DIRECTION →
Every entry must be repeated exactly. Exclude all pictures.

RECORD EXTRACTS →
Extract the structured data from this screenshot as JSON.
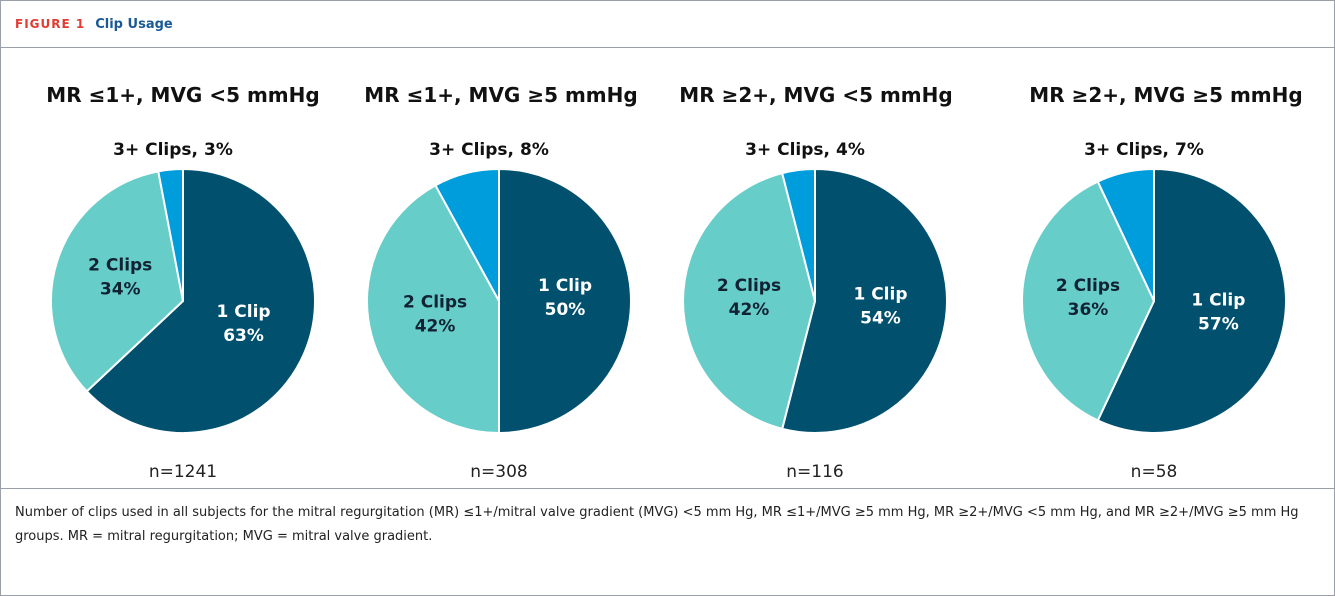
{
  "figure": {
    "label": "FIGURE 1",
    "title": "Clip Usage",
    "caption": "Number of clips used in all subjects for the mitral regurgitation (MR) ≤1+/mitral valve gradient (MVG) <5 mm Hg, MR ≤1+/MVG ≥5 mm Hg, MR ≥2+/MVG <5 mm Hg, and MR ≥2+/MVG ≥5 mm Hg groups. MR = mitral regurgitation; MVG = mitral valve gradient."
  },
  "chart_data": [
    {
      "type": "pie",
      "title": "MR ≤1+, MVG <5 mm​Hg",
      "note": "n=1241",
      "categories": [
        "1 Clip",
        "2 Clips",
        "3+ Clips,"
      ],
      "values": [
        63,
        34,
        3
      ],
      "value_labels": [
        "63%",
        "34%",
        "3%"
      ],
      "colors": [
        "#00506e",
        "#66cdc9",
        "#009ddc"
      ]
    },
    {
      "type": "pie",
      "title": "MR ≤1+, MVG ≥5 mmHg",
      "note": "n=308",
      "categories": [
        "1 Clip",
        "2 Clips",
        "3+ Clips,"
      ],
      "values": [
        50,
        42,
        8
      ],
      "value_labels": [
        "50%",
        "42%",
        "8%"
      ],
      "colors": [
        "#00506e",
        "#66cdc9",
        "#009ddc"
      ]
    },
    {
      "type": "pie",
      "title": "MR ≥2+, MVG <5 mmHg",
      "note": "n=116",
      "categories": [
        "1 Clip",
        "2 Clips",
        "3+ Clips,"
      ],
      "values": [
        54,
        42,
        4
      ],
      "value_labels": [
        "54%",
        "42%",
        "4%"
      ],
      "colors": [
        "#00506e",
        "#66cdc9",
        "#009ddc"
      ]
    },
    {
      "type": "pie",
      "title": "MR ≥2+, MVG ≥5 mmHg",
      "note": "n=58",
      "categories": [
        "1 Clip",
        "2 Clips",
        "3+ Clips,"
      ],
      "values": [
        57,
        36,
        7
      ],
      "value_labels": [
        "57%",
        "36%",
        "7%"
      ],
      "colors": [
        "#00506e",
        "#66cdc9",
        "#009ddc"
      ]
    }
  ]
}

SOLUTION →
Extract the structured data from this screenshot as JSON.
{
  "figure": {
    "label": "FIGURE 1",
    "title": "Clip Usage",
    "caption": "Number of clips used in all subjects for the mitral regurgitation (MR) ≤1+/mitral valve gradient (MVG) <5 mm Hg, MR ≤1+/MVG ≥5 mm Hg, MR ≥2+/MVG <5 mm Hg, and MR ≥2+/MVG ≥5 mm Hg groups. MR = mitral regurgitation; MVG = mitral valve gradient."
  },
  "chart_data": [
    {
      "type": "pie",
      "title": "MR ≤1+, MVG <5 mm​Hg",
      "note": "n=1241",
      "categories": [
        "1 Clip",
        "2 Clips",
        "3+ Clips,"
      ],
      "values": [
        63,
        34,
        3
      ],
      "value_labels": [
        "63%",
        "34%",
        "3%"
      ],
      "colors": [
        "#00506e",
        "#66cdc9",
        "#009ddc"
      ]
    },
    {
      "type": "pie",
      "title": "MR ≤1+, MVG ≥5 mmHg",
      "note": "n=308",
      "categories": [
        "1 Clip",
        "2 Clips",
        "3+ Clips,"
      ],
      "values": [
        50,
        42,
        8
      ],
      "value_labels": [
        "50%",
        "42%",
        "8%"
      ],
      "colors": [
        "#00506e",
        "#66cdc9",
        "#009ddc"
      ]
    },
    {
      "type": "pie",
      "title": "MR ≥2+, MVG <5 mmHg",
      "note": "n=116",
      "categories": [
        "1 Clip",
        "2 Clips",
        "3+ Clips,"
      ],
      "values": [
        54,
        42,
        4
      ],
      "value_labels": [
        "54%",
        "42%",
        "4%"
      ],
      "colors": [
        "#00506e",
        "#66cdc9",
        "#009ddc"
      ]
    },
    {
      "type": "pie",
      "title": "MR ≥2+, MVG ≥5 mmHg",
      "note": "n=58",
      "categories": [
        "1 Clip",
        "2 Clips",
        "3+ Clips,"
      ],
      "values": [
        57,
        36,
        7
      ],
      "value_labels": [
        "57%",
        "36%",
        "7%"
      ],
      "colors": [
        "#00506e",
        "#66cdc9",
        "#009ddc"
      ]
    }
  ]
}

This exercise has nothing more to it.